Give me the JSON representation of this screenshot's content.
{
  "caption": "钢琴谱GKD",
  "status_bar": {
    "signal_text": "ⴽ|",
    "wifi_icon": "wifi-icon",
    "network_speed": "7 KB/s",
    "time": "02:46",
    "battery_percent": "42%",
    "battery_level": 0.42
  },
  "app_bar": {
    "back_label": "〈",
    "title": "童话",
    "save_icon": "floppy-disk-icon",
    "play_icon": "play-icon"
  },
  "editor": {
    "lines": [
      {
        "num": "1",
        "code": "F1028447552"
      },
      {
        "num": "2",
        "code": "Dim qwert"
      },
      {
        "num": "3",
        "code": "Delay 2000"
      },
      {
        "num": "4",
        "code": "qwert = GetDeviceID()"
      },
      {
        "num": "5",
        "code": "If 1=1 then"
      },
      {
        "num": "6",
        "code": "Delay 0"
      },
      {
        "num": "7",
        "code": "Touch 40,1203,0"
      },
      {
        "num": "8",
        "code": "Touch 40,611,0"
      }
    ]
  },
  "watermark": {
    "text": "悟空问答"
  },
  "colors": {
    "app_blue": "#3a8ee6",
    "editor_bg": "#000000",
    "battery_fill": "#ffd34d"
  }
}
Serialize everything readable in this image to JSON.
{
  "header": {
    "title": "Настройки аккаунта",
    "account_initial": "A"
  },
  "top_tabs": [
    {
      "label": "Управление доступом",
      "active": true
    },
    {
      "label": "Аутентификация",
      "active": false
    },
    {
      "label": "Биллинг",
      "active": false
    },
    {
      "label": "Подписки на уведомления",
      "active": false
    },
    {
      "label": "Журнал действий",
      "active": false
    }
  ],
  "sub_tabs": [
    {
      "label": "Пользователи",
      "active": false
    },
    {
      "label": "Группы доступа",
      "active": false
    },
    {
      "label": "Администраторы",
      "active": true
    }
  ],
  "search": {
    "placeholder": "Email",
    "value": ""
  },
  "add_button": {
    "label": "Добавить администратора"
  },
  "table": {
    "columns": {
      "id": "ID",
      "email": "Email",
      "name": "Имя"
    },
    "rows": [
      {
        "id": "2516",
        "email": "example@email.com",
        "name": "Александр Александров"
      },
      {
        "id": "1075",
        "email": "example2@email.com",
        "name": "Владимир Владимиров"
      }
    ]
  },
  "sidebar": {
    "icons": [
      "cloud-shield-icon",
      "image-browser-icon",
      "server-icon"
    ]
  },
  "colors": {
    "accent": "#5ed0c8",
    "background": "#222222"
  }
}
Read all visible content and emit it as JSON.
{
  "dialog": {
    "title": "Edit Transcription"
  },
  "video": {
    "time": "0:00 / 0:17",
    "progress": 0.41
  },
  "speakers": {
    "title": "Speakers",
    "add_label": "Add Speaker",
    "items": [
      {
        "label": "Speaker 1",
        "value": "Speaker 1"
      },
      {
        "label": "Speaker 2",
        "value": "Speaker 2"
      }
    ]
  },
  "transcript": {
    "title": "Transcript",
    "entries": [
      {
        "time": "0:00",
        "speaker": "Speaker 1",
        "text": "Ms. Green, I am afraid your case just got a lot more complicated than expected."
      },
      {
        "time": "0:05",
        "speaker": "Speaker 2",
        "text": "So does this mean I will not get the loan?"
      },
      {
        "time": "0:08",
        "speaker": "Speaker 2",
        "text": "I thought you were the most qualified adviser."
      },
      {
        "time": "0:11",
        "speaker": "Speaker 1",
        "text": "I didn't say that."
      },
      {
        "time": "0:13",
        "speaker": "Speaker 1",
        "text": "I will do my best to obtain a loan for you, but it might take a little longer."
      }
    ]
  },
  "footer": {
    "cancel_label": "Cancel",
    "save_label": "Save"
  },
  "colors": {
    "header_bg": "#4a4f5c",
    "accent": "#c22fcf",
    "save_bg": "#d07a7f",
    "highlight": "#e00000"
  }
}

Written problem:
From the listing above, extract all records word for word.

Result for this exercise:
Give me the JSON representation of this screenshot's content.
{
  "caption": "钢琴谱GKD",
  "status_bar": {
    "signal_text": "ⴽ|",
    "wifi_icon": "wifi-icon",
    "network_speed": "7 KB/s",
    "time": "02:46",
    "battery_percent": "42%",
    "battery_level": 0.42
  },
  "app_bar": {
    "back_label": "〈",
    "title": "童话",
    "save_icon": "floppy-disk-icon",
    "play_icon": "play-icon"
  },
  "editor": {
    "lines": [
      {
        "num": "1",
        "code": "F1028447552"
      },
      {
        "num": "2",
        "code": "Dim qwert"
      },
      {
        "num": "3",
        "code": "Delay 2000"
      },
      {
        "num": "4",
        "code": "qwert = GetDeviceID()"
      },
      {
        "num": "5",
        "code": "If 1=1 then"
      },
      {
        "num": "6",
        "code": "Delay 0"
      },
      {
        "num": "7",
        "code": "Touch 40,1203,0"
      },
      {
        "num": "8",
        "code": "Touch 40,611,0"
      }
    ]
  },
  "watermark": {
    "text": "悟空问答"
  },
  "colors": {
    "app_blue": "#3a8ee6",
    "editor_bg": "#000000",
    "battery_fill": "#ffd34d"
  }
}
Serialize everything readable in this image to JSON.
{
  "header": {
    "title": "Настройки аккаунта",
    "account_initial": "A"
  },
  "top_tabs": [
    {
      "label": "Управление доступом",
      "active": true
    },
    {
      "label": "Аутентификация",
      "active": false
    },
    {
      "label": "Биллинг",
      "active": false
    },
    {
      "label": "Подписки на уведомления",
      "active": false
    },
    {
      "label": "Журнал действий",
      "active": false
    }
  ],
  "sub_tabs": [
    {
      "label": "Пользователи",
      "active": false
    },
    {
      "label": "Группы доступа",
      "active": false
    },
    {
      "label": "Администраторы",
      "active": true
    }
  ],
  "search": {
    "placeholder": "Email",
    "value": ""
  },
  "add_button": {
    "label": "Добавить администратора"
  },
  "table": {
    "columns": {
      "id": "ID",
      "email": "Email",
      "name": "Имя"
    },
    "rows": [
      {
        "id": "2516",
        "email": "example@email.com",
        "name": "Александр Александров"
      },
      {
        "id": "1075",
        "email": "example2@email.com",
        "name": "Владимир Владимиров"
      }
    ]
  },
  "sidebar": {
    "icons": [
      "cloud-shield-icon",
      "image-browser-icon",
      "server-icon"
    ]
  },
  "colors": {
    "accent": "#5ed0c8",
    "background": "#222222"
  }
}
Read all visible content and emit it as JSON.
{
  "dialog": {
    "title": "Edit Transcription"
  },
  "video": {
    "time": "0:00 / 0:17",
    "progress": 0.41
  },
  "speakers": {
    "title": "Speakers",
    "add_label": "Add Speaker",
    "items": [
      {
        "label": "Speaker 1",
        "value": "Speaker 1"
      },
      {
        "label": "Speaker 2",
        "value": "Speaker 2"
      }
    ]
  },
  "transcript": {
    "title": "Transcript",
    "entries": [
      {
        "time": "0:00",
        "speaker": "Speaker 1",
        "text": "Ms. Green, I am afraid your case just got a lot more complicated than expected."
      },
      {
        "time": "0:05",
        "speaker": "Speaker 2",
        "text": "So does this mean I will not get the loan?"
      },
      {
        "time": "0:08",
        "speaker": "Speaker 2",
        "text": "I thought you were the most qualified adviser."
      },
      {
        "time": "0:11",
        "speaker": "Speaker 1",
        "text": "I didn't say that."
      },
      {
        "time": "0:13",
        "speaker": "Speaker 1",
        "text": "I will do my best to obtain a loan for you, but it might take a little longer."
      }
    ]
  },
  "footer": {
    "cancel_label": "Cancel",
    "save_label": "Save"
  },
  "colors": {
    "header_bg": "#4a4f5c",
    "accent": "#c22fcf",
    "save_bg": "#d07a7f",
    "highlight": "#e00000"
  }
}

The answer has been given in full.